### Given request
Copy every line that contains the string "title" from the entries below.

Stored items from a collection:
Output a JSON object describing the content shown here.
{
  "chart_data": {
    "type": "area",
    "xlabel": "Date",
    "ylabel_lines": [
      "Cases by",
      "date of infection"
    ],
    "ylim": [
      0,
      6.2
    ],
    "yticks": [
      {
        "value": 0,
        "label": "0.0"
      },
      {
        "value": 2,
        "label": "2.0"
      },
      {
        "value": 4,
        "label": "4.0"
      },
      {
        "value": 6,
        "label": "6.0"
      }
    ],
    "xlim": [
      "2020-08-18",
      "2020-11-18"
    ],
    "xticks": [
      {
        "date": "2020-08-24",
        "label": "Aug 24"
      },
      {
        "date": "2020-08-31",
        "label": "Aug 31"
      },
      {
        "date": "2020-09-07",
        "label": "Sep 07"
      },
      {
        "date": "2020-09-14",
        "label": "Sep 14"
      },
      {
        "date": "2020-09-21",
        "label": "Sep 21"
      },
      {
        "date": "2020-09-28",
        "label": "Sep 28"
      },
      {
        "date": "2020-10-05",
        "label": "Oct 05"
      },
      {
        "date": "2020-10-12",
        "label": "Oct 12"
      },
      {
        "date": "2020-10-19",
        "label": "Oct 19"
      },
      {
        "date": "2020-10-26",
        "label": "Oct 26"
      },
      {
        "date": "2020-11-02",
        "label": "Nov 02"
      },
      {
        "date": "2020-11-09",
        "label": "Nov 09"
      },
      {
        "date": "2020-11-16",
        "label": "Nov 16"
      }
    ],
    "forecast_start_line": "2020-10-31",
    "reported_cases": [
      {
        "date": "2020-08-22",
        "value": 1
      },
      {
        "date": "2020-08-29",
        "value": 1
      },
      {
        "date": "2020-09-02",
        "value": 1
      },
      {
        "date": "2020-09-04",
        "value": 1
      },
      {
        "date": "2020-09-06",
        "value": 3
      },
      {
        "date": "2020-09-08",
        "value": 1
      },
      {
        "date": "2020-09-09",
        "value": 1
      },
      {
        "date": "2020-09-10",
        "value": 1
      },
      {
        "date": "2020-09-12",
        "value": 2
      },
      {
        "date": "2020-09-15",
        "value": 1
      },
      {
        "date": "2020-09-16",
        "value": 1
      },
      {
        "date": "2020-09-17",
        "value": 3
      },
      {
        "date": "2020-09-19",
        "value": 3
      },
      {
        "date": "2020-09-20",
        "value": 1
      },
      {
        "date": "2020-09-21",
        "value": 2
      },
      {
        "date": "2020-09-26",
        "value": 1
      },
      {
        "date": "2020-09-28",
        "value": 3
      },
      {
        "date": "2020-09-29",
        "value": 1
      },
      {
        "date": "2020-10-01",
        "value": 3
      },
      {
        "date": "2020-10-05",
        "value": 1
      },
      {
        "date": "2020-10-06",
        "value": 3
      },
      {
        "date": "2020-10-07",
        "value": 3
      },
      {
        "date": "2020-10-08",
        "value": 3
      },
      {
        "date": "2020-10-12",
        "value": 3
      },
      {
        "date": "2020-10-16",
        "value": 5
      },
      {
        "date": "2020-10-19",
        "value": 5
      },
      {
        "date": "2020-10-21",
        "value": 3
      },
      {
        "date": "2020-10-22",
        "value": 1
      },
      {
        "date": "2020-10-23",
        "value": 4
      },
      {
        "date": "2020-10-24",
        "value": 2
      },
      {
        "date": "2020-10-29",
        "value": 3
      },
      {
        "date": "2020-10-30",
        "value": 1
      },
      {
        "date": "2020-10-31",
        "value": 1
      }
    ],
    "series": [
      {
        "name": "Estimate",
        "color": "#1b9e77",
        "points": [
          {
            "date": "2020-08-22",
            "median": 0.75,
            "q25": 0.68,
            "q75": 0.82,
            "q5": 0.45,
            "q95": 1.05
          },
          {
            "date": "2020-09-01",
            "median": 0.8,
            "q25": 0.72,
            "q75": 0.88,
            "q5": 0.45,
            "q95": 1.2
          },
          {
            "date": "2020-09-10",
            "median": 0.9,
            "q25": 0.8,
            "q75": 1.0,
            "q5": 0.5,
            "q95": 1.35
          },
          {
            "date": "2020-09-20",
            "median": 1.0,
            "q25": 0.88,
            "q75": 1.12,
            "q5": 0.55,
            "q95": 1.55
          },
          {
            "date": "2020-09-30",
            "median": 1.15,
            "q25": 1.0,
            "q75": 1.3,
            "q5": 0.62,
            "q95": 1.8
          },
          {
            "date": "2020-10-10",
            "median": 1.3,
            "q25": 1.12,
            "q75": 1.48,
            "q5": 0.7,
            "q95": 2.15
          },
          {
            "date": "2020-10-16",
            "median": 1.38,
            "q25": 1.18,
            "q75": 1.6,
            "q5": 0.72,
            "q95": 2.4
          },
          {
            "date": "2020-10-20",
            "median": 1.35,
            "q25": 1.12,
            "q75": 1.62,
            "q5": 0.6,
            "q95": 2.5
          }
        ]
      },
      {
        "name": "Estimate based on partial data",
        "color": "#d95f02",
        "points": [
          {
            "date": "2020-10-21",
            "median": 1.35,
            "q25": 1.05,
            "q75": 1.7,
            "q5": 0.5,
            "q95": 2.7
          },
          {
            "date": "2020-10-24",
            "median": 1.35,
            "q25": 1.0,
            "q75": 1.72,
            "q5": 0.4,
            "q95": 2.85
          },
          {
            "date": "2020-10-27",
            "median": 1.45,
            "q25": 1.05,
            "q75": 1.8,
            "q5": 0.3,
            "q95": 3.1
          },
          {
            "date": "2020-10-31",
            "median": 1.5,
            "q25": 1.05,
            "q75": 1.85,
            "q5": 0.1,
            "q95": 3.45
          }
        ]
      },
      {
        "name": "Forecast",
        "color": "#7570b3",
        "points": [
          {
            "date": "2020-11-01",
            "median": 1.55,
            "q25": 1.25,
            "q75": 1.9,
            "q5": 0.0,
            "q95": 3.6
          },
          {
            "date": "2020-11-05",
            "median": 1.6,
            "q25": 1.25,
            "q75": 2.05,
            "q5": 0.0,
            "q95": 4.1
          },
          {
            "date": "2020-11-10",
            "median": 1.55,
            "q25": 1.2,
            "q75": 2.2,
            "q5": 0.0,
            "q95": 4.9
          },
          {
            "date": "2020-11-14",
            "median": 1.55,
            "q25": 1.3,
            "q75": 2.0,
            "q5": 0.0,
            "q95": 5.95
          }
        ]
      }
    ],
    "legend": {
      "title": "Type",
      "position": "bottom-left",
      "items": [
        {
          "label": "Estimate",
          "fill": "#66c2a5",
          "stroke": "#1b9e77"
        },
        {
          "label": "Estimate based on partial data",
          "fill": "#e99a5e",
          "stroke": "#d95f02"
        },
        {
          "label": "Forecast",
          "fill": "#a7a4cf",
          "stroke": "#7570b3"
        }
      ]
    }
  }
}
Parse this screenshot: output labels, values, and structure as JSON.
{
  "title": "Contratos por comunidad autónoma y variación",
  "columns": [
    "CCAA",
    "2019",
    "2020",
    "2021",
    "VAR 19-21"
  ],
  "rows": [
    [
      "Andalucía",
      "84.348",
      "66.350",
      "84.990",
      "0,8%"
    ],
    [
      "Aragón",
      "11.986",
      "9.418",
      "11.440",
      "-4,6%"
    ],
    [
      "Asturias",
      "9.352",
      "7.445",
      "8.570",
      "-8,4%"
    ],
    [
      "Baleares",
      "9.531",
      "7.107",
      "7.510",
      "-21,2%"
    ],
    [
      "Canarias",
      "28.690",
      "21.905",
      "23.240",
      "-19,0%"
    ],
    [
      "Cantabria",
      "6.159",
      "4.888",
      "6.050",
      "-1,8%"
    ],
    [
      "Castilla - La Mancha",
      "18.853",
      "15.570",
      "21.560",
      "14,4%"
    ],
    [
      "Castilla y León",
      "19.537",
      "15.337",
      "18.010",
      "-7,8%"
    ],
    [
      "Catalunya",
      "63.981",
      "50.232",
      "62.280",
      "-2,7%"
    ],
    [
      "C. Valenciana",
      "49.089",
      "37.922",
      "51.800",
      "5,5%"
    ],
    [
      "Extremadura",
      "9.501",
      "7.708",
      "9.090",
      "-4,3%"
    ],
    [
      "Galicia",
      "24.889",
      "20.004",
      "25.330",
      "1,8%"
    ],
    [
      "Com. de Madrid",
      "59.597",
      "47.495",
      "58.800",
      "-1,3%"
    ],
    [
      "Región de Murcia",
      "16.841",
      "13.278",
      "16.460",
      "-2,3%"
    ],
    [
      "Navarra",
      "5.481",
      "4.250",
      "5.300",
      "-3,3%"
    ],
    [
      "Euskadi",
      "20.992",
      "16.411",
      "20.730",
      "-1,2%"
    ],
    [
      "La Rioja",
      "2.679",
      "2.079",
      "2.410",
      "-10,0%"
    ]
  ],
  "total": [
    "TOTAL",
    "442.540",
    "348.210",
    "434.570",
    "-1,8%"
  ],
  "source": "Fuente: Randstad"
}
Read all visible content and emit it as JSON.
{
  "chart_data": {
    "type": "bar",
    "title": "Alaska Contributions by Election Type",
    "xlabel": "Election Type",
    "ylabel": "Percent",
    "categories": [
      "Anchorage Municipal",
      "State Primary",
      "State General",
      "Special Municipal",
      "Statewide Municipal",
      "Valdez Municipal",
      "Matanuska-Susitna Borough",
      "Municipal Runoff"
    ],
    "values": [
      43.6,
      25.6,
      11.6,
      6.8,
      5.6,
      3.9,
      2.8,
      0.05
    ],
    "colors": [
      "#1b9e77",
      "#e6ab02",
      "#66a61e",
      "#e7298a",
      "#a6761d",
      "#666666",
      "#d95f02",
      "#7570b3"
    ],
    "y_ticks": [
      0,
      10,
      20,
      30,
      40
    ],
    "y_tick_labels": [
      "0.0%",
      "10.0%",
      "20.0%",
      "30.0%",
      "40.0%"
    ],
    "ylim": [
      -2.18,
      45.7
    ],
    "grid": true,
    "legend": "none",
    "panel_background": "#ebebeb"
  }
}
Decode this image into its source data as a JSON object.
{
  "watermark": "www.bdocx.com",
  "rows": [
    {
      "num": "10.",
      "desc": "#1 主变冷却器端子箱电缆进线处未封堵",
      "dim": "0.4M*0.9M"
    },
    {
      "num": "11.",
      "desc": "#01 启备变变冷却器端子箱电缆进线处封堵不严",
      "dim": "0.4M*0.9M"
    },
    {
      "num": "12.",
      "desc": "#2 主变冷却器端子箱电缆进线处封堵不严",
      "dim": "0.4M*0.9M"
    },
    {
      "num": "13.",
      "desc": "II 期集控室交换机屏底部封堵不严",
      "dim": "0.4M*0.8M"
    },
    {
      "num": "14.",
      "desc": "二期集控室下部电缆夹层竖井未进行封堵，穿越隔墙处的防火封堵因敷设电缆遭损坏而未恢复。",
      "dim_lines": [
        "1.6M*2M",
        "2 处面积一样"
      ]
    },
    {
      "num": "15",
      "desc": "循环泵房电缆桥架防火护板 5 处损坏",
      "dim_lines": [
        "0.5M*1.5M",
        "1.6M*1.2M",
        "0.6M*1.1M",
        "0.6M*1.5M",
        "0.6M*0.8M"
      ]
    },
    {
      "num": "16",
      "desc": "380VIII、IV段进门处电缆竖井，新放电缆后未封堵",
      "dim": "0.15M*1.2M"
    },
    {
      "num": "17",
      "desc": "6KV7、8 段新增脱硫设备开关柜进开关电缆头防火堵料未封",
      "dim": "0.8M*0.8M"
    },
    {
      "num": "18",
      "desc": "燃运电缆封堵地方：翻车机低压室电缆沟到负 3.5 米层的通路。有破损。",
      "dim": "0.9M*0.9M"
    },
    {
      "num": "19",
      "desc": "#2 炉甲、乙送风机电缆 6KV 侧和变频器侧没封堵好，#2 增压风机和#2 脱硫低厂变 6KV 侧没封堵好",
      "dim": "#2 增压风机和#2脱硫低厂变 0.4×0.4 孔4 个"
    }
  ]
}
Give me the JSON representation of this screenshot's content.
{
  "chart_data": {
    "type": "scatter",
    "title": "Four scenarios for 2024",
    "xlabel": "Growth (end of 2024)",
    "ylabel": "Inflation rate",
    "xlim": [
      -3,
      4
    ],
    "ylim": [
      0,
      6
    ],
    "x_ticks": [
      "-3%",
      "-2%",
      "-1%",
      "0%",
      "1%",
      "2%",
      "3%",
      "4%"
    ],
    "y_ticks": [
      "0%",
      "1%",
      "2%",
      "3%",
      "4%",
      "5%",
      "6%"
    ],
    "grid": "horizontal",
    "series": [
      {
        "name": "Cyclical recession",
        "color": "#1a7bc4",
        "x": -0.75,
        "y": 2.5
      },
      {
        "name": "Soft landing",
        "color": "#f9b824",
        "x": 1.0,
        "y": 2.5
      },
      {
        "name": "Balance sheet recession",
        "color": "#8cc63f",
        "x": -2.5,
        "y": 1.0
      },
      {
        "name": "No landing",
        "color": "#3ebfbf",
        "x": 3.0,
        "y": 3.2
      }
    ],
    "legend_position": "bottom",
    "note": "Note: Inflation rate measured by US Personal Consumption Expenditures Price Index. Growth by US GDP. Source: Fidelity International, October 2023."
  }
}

### Answer to this exercise
      "title": "Type",
  "title": "Contratos por comunidad autónoma y variación",
    "title": "Alaska Contributions by Election Type",
    "title": "Four scenarios for 2024",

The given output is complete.